## Task details
Retype the stretch of the material from the line containing "350, 257, 398]" through the line containing "legend-label: 化学原料药 bbox=[771, 413, 837, 428]", copying every character unchanged.

[Begin]

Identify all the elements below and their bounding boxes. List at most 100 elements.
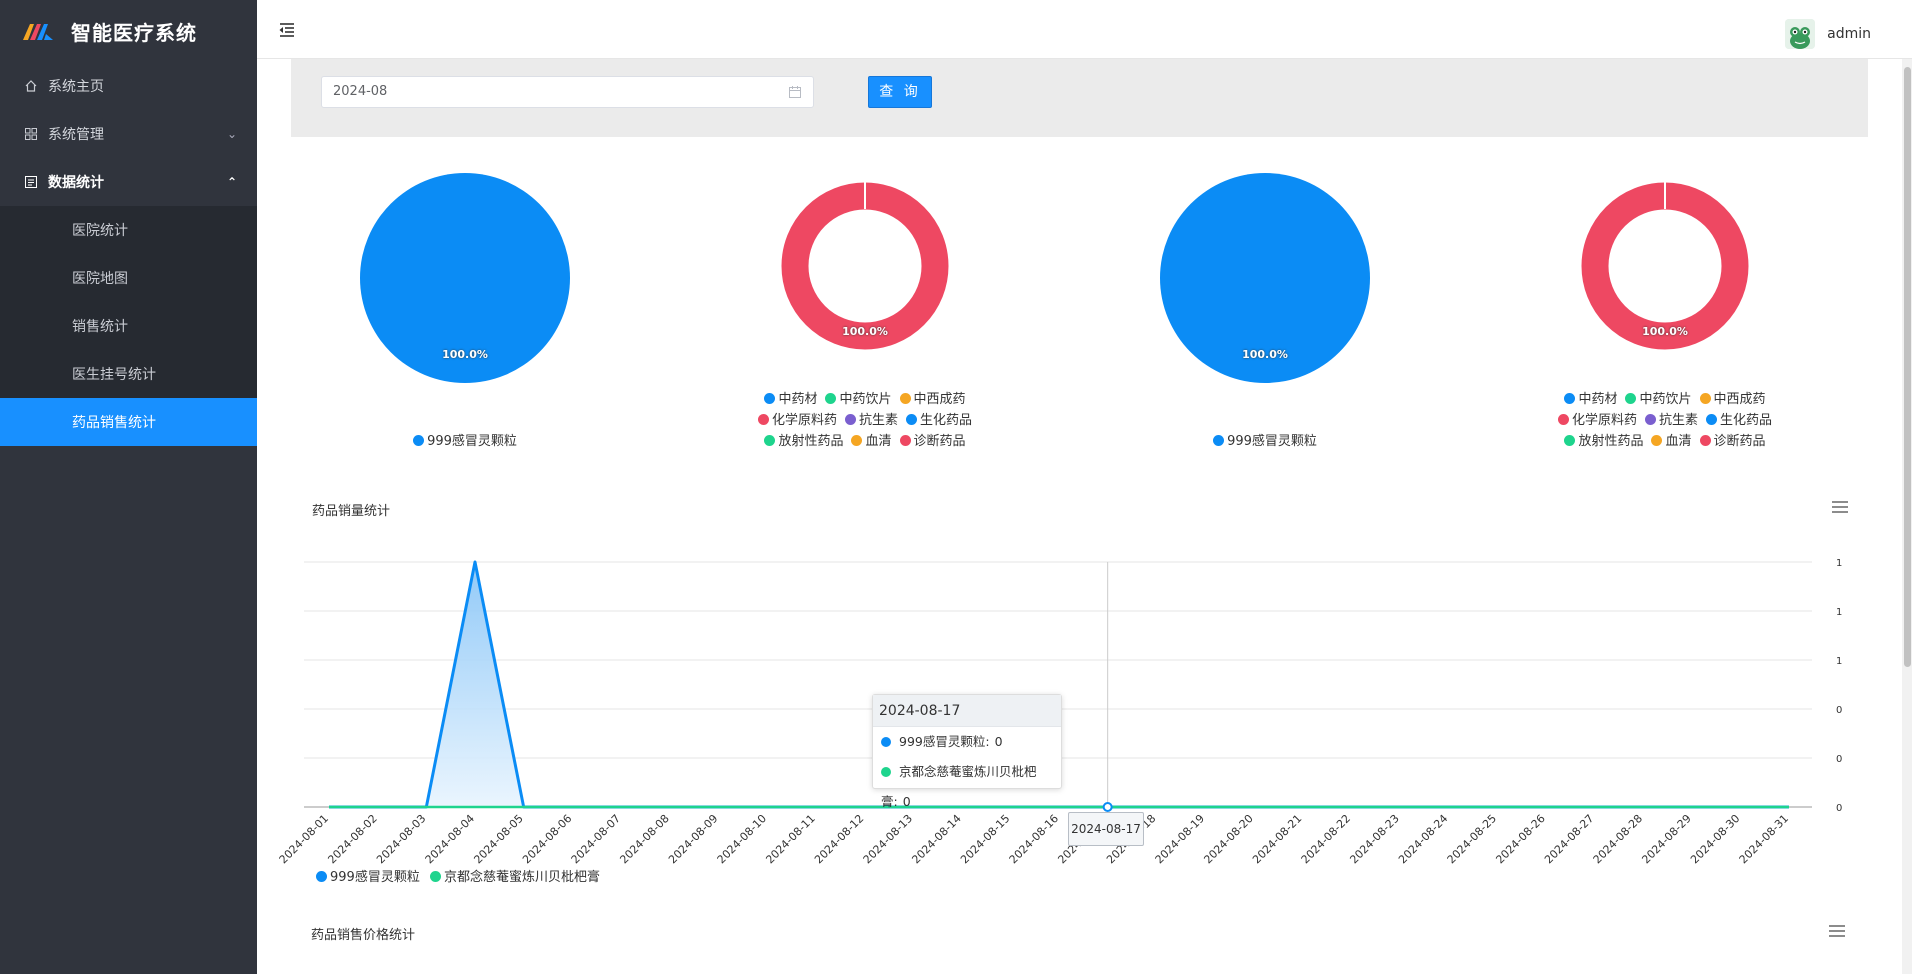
sidebar-item-doctor-registration-stats[interactable]: 医生挂号统计 bbox=[0, 350, 257, 398]
legend-dot bbox=[1699, 435, 1711, 446]
sidebar-item-data-statistics[interactable]: 数据统计 ⌃ bbox=[0, 158, 257, 206]
x-tick-label: 2024-08-16 bbox=[1007, 812, 1061, 866]
query-button[interactable]: 查 询 bbox=[868, 76, 932, 108]
pie-svg bbox=[1581, 182, 1749, 350]
tooltip-series-name: 京都念慈菴蜜炼川贝枇杷膏 bbox=[881, 764, 1037, 809]
x-tick-label: 2024-08-26 bbox=[1493, 812, 1547, 866]
series-color-dot bbox=[881, 737, 891, 747]
legend-label: 化学原料药 bbox=[771, 413, 837, 428]
legend-item[interactable]: 化学原料药 bbox=[1557, 410, 1637, 431]
legend-dot bbox=[1699, 393, 1711, 404]
header: admin bbox=[257, 0, 1912, 59]
legend-dot bbox=[899, 435, 911, 446]
x-tick-label: 2024-08-14 bbox=[909, 812, 963, 866]
legend-label: 中西成药 bbox=[913, 392, 966, 407]
x-tick-label: 2024-08-13 bbox=[861, 812, 915, 866]
grid-icon bbox=[24, 127, 38, 141]
legend-label: 诊断药品 bbox=[1713, 434, 1766, 449]
legend-dot bbox=[429, 871, 441, 882]
legend-item[interactable]: 放射性药品 bbox=[764, 431, 843, 452]
x-tick-label: 2024-08-19 bbox=[1153, 812, 1207, 866]
y-tick-label: 0 bbox=[1836, 705, 1842, 716]
legend-item[interactable]: 中西成药 bbox=[1699, 389, 1766, 410]
sidebar-item-sales-stats[interactable]: 销售统计 bbox=[0, 302, 257, 350]
legend-item[interactable]: 中西成药 bbox=[899, 389, 966, 410]
x-tick-label: 2024-08-21 bbox=[1250, 812, 1304, 866]
x-tick-label: 2024-08-07 bbox=[569, 812, 623, 866]
legend-item[interactable]: 抗生素 bbox=[844, 410, 898, 431]
x-tick-label: 2024-08-12 bbox=[812, 812, 866, 866]
sidebar-item-label: 销售统计 bbox=[72, 319, 128, 335]
legend-dot bbox=[844, 414, 856, 425]
legend-dot bbox=[316, 871, 327, 882]
legend-item[interactable]: 生化药品 bbox=[1706, 410, 1772, 431]
chevron-up-icon: ⌃ bbox=[226, 175, 237, 189]
hamburger-menu-icon[interactable] bbox=[1832, 501, 1848, 513]
donut-slice-label: 100.0% bbox=[842, 325, 888, 338]
donut-chart-2: 100.0% 中药材 中药饮片 中西成药 化学原料药 抗生素 生化药品 放射性药品 血清 诊断药品 bbox=[1465, 108, 1865, 449]
tooltip-series-name: 999感冒灵颗粒 bbox=[899, 734, 986, 749]
pie-chart-1: 100.0% 999感冒灵颗粒 bbox=[265, 108, 665, 449]
username[interactable]: admin bbox=[1827, 26, 1871, 42]
legend-item[interactable]: 999感冒灵颗粒 bbox=[316, 866, 420, 885]
sidebar-item-drug-sales-stats[interactable]: 药品销售统计 bbox=[0, 398, 257, 446]
legend-item[interactable]: 化学原料药 bbox=[757, 410, 837, 431]
chart-tooltip: 2024-08-17 999感冒灵颗粒: 0 京都念慈菴蜜炼川贝枇杷膏: 0 bbox=[872, 694, 1062, 809]
sidebar-item-hospital-stats[interactable]: 医院统计 bbox=[0, 206, 257, 254]
legend-item[interactable]: 中药材 bbox=[764, 389, 817, 410]
legend-label: 放射性药品 bbox=[1578, 434, 1644, 449]
x-tick-label: 2024-08-24 bbox=[1396, 812, 1450, 866]
x-tick-label: 2024-08-27 bbox=[1542, 812, 1596, 866]
x-tick-label: 2024-08-10 bbox=[715, 812, 769, 866]
pie-legend: 999感冒灵颗粒 bbox=[265, 431, 665, 452]
chevron-down-icon: ⌄ bbox=[226, 127, 237, 141]
legend-dot bbox=[764, 435, 776, 446]
legend-item[interactable]: 血清 bbox=[851, 431, 892, 452]
legend-item[interactable]: 999感冒灵颗粒 bbox=[413, 431, 517, 452]
sidebar-item-system-management[interactable]: 系统管理 ⌄ bbox=[0, 110, 257, 158]
legend-item[interactable]: 中药饮片 bbox=[1625, 389, 1692, 410]
axis-pointer-label: 2024-08-17 bbox=[1068, 812, 1144, 846]
x-tick-label: 2024-08-02 bbox=[325, 812, 379, 866]
legend-item[interactable]: 中药材 bbox=[1564, 389, 1617, 410]
legend-label: 999感冒灵颗粒 bbox=[1227, 434, 1317, 449]
legend-item[interactable]: 血清 bbox=[1651, 431, 1692, 452]
month-picker[interactable]: 2024-08 bbox=[321, 76, 814, 108]
x-tick-label: 2024-08-28 bbox=[1591, 812, 1645, 866]
sidebar-item-home[interactable]: 系统主页 bbox=[0, 62, 257, 110]
scrollbar-thumb[interactable] bbox=[1904, 67, 1911, 667]
legend-item[interactable]: 放射性药品 bbox=[1564, 431, 1643, 452]
hamburger-menu-icon[interactable] bbox=[1829, 925, 1845, 937]
chart-title: 药品销量统计 bbox=[312, 504, 391, 519]
highlight-point[interactable] bbox=[1102, 802, 1113, 812]
legend-item[interactable]: 京都念慈菴蜜炼川贝枇杷膏 bbox=[429, 866, 600, 885]
pie-slice[interactable] bbox=[360, 173, 570, 383]
avatar[interactable] bbox=[1785, 19, 1816, 49]
legend-label: 血清 bbox=[865, 434, 892, 449]
legend-item[interactable]: 999感冒灵颗粒 bbox=[1213, 431, 1317, 452]
brand[interactable]: 智能医疗系统 bbox=[0, 0, 257, 62]
legend-label: 诊断药品 bbox=[913, 434, 966, 449]
tooltip-date: 2024-08-17 bbox=[873, 695, 1061, 727]
legend-item[interactable]: 中药饮片 bbox=[825, 389, 892, 410]
legend-dot bbox=[1213, 435, 1225, 446]
legend-item[interactable]: 生化药品 bbox=[906, 410, 972, 431]
pie-slice[interactable] bbox=[1160, 173, 1370, 383]
pie-slice-label: 100.0% bbox=[1242, 348, 1288, 361]
x-tick-label: 2024-08-22 bbox=[1299, 812, 1353, 866]
x-tick-label: 2024-08-05 bbox=[471, 812, 525, 866]
vertical-scrollbar[interactable] bbox=[1902, 59, 1912, 974]
x-tick-label: 2024-08-04 bbox=[423, 812, 477, 866]
legend-item[interactable]: 诊断药品 bbox=[899, 431, 966, 452]
filter-bar: 2024-08 查 询 bbox=[291, 59, 1868, 137]
sidebar: 智能医疗系统 系统主页 系统管理 ⌄ 数据统计 ⌃ 医院统计 医院地图 销售统计… bbox=[0, 0, 257, 974]
legend-item[interactable]: 诊断药品 bbox=[1699, 431, 1766, 452]
pie-svg bbox=[360, 173, 570, 383]
user-menu[interactable]: admin bbox=[1785, 19, 1871, 49]
legend-label: 中药饮片 bbox=[1639, 392, 1692, 407]
month-picker-value: 2024-08 bbox=[333, 84, 388, 99]
legend-item[interactable]: 抗生素 bbox=[1644, 410, 1698, 431]
sidebar-item-hospital-map[interactable]: 医院地图 bbox=[0, 254, 257, 302]
menu-fold-icon[interactable] bbox=[277, 20, 297, 40]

[End]

## Final result
sidebar-item-doctor-registration-stats[interactable]: 医生挂号统计 bbox=[0, 350, 257, 398]
legend-dot bbox=[1699, 435, 1711, 446]
sidebar-item-data-statistics[interactable]: 数据统计 ⌃ bbox=[0, 158, 257, 206]
x-tick-label: 2024-08-16 bbox=[1007, 812, 1061, 866]
query-button[interactable]: 查 询 bbox=[868, 76, 932, 108]
pie-svg bbox=[1581, 182, 1749, 350]
tooltip-series-name: 京都念慈菴蜜炼川贝枇杷膏 bbox=[881, 764, 1037, 809]
x-tick-label: 2024-08-26 bbox=[1493, 812, 1547, 866]
series-color-dot bbox=[881, 737, 891, 747]
legend-label: 化学原料药 bbox=[771, 413, 837, 428]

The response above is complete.